RECORDS TO USE —
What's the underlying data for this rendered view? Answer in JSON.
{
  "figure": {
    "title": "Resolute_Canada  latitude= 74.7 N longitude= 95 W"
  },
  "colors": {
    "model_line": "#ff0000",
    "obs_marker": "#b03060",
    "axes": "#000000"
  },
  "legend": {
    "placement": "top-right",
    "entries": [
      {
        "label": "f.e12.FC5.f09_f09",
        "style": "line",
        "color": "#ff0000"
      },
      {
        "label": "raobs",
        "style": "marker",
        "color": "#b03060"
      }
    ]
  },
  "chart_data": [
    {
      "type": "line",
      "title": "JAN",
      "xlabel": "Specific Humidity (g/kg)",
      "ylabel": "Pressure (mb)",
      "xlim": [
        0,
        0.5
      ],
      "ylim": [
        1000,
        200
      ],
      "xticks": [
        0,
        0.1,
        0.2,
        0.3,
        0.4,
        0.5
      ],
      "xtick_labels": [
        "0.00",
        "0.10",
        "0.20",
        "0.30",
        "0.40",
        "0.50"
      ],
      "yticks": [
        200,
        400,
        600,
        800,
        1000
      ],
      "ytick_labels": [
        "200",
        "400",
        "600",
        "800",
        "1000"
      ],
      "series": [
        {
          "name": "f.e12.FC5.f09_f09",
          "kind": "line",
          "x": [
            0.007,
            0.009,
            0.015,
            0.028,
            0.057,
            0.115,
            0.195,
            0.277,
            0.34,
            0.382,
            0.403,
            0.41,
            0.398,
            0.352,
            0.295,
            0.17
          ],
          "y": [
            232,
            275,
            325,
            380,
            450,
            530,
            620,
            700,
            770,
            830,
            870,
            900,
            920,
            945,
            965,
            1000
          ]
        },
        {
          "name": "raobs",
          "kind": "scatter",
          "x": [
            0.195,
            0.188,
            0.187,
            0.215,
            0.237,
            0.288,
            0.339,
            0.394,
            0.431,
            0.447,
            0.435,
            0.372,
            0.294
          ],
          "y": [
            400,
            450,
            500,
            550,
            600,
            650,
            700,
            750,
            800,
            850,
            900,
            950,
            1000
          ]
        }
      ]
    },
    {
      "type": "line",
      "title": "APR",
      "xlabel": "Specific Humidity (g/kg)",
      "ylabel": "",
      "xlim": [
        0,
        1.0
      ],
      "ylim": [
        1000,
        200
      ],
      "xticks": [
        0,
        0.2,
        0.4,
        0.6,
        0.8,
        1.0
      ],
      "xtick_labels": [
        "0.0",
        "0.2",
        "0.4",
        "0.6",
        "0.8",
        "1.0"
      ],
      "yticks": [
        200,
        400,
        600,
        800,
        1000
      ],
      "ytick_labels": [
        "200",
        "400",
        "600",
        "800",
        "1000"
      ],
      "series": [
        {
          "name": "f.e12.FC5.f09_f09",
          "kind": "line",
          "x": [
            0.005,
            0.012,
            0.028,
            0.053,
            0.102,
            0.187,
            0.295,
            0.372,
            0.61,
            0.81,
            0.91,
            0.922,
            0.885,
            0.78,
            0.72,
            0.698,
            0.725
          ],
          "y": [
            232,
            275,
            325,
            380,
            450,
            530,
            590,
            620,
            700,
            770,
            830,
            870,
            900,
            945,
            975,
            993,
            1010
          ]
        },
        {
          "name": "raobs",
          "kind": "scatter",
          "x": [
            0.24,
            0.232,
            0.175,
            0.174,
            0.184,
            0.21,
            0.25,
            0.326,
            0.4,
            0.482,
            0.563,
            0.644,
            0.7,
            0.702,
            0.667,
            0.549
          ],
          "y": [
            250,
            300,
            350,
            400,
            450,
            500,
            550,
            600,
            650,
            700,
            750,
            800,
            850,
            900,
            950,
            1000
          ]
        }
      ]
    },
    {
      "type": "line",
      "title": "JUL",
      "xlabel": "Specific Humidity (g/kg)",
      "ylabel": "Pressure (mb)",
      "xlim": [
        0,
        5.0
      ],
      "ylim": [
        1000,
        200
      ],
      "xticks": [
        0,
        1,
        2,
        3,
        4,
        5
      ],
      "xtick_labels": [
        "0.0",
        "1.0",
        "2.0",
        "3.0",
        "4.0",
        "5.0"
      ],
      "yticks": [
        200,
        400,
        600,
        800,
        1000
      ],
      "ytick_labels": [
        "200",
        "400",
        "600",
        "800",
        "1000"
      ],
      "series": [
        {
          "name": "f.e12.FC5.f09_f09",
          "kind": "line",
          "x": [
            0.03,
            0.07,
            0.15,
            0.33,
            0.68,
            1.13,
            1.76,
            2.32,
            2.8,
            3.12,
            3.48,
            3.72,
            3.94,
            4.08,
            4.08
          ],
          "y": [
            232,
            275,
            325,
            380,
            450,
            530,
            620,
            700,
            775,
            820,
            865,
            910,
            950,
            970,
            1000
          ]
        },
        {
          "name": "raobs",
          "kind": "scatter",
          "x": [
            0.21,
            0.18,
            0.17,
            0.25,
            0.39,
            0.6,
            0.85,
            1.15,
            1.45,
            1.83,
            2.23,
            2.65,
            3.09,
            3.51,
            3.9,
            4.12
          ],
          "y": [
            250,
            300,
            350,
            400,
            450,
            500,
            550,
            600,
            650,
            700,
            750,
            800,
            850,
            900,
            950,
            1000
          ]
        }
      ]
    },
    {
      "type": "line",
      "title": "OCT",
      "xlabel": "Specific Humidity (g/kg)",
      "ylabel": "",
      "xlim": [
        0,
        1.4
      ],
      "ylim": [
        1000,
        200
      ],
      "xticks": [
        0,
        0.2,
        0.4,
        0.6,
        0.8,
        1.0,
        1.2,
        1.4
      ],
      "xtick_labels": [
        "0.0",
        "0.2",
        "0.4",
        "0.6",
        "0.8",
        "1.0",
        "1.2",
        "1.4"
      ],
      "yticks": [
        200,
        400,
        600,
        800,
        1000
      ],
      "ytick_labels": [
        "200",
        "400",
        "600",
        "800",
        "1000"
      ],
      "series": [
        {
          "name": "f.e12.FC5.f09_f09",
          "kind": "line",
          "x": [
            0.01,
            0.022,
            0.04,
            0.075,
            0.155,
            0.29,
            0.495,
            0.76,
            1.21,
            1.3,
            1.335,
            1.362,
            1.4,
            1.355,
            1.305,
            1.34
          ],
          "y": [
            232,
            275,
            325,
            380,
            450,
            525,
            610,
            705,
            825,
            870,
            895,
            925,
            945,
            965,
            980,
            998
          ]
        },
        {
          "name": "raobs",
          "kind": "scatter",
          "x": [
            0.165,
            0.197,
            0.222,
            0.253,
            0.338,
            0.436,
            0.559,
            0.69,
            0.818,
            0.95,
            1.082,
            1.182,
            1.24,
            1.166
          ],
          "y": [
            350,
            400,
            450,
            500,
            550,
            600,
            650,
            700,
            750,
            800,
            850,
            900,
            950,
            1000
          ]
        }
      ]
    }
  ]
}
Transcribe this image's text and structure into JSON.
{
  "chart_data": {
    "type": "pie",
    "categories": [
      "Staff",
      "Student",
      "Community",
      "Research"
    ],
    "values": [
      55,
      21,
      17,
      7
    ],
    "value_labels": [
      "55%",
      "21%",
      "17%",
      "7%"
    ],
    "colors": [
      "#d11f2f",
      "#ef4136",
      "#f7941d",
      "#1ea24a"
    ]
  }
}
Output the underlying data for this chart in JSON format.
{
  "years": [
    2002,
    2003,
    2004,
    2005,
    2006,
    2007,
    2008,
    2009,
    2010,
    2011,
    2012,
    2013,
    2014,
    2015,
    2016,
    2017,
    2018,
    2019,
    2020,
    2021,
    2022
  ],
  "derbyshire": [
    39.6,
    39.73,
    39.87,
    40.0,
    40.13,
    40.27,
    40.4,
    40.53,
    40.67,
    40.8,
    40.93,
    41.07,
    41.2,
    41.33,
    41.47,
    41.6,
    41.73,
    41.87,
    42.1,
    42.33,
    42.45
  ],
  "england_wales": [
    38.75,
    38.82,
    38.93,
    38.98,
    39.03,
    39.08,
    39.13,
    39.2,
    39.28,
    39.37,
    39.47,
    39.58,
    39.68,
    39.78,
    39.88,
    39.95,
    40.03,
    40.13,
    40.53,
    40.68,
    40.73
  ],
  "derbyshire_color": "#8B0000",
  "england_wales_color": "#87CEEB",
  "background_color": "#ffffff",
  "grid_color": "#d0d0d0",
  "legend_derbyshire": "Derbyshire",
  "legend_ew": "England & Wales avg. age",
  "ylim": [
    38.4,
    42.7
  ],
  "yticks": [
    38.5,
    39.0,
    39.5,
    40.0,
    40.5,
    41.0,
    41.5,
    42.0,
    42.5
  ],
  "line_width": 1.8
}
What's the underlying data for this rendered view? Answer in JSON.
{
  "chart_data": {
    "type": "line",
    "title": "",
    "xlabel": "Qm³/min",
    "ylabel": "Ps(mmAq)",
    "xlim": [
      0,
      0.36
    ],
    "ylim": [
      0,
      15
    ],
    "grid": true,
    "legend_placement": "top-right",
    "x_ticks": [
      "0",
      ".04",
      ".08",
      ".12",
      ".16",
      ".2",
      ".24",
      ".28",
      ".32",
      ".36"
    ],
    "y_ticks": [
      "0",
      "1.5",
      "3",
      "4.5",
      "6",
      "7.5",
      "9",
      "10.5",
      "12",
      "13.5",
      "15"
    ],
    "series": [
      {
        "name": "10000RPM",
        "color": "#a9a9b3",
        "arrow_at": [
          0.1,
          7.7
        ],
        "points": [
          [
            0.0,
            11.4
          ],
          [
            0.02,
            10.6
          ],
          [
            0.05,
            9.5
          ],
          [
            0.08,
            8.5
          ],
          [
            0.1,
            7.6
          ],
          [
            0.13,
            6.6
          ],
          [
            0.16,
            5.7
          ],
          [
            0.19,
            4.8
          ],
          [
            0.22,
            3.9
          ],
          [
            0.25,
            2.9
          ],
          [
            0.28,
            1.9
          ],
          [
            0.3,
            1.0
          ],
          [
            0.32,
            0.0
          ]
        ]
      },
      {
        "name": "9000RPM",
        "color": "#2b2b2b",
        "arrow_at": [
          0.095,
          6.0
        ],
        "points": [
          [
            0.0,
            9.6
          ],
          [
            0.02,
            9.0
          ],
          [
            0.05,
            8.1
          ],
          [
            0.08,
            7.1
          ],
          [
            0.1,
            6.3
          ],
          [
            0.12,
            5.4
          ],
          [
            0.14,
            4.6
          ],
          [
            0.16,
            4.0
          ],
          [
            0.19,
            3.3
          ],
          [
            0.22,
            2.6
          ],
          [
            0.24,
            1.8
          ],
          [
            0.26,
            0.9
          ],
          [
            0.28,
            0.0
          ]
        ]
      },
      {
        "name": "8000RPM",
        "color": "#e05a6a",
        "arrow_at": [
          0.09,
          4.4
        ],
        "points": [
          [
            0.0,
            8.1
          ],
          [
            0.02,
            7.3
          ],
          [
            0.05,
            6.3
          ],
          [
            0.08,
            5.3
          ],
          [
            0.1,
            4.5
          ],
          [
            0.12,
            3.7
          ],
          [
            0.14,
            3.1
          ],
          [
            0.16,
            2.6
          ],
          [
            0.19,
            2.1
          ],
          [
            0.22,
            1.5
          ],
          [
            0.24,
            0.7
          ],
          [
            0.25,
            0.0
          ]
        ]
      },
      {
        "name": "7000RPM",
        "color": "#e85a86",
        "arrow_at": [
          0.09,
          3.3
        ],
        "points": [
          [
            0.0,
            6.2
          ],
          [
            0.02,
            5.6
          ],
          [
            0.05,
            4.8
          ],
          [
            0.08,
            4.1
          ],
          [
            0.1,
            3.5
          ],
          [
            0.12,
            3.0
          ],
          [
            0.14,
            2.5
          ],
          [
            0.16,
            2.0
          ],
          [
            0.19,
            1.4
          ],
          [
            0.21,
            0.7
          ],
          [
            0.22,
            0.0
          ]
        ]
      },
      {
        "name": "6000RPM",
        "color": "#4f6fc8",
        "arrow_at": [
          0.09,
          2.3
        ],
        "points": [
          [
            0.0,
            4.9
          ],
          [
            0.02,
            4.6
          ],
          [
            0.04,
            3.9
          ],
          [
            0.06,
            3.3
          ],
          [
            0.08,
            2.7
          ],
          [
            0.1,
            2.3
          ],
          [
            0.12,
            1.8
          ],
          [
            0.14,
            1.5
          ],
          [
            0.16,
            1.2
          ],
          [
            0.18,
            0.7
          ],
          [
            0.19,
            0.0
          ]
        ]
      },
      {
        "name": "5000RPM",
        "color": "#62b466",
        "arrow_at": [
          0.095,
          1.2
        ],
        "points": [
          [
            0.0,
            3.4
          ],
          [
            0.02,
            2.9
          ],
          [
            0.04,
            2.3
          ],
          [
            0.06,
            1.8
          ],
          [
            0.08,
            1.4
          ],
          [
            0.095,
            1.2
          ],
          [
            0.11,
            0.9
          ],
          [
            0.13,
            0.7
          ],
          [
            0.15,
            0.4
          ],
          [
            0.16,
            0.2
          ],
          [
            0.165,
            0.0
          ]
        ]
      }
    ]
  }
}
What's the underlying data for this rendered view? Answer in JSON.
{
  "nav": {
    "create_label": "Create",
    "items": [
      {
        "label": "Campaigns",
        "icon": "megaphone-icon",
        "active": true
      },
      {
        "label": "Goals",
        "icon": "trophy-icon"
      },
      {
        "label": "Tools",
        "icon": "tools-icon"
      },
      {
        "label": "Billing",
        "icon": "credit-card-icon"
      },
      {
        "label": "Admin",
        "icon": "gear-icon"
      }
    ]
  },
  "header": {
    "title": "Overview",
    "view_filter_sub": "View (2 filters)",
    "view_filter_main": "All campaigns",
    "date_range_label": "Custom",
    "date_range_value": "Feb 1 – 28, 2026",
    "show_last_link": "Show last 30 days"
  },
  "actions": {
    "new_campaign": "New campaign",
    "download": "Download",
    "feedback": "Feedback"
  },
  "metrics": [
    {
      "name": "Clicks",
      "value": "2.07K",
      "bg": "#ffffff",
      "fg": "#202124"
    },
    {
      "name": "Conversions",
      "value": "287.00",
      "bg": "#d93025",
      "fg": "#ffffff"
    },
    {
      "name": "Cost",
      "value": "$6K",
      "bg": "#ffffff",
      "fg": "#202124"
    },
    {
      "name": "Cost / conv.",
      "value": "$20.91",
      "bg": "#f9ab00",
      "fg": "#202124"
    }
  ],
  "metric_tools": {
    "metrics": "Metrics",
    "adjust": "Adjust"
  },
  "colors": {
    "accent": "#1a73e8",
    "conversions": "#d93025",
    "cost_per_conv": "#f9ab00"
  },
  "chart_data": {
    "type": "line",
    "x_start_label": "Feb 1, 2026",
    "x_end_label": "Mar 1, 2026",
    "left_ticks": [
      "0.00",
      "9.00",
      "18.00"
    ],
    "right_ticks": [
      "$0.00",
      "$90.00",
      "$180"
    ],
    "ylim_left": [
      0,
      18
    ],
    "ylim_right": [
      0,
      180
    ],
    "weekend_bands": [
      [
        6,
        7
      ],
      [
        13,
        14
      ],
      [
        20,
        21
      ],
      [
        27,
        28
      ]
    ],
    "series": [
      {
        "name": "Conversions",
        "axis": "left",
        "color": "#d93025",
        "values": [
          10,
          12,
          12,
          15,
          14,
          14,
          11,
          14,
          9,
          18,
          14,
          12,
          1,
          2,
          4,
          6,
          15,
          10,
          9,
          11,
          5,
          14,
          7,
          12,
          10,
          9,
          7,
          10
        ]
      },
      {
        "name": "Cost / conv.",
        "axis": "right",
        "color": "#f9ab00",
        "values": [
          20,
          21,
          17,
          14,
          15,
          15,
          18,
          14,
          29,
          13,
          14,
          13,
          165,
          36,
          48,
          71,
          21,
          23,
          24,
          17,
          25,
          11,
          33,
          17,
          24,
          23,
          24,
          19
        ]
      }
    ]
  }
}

AIM — Copy all the lines above that hold the string "title".

ANSWER FOR THE TASK —
    "title": "Resolute_Canada  latitude= 74.7 N longitude= 95 W"
      "title": "JAN",
      "title": "APR",
      "title": "JUL",
      "title": "OCT",
    "title": "",
    "title": "Overview",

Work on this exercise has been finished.